Every record must be written out once more, with nothing added or omitted.

--- BEGIN Input material ---

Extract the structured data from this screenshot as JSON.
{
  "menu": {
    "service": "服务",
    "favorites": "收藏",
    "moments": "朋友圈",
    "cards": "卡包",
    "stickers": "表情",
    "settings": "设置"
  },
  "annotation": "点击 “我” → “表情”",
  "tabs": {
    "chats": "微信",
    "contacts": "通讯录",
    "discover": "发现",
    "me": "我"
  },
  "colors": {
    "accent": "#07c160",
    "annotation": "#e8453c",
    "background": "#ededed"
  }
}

--- END Input material ---

## Answer in full
Extract the structured data from this screenshot as JSON.
{
  "menu": {
    "service": "服务",
    "favorites": "收藏",
    "moments": "朋友圈",
    "cards": "卡包",
    "stickers": "表情",
    "settings": "设置"
  },
  "annotation": "点击 “我” → “表情”",
  "tabs": {
    "chats": "微信",
    "contacts": "通讯录",
    "discover": "发现",
    "me": "我"
  },
  "colors": {
    "accent": "#07c160",
    "annotation": "#e8453c",
    "background": "#ededed"
  }
}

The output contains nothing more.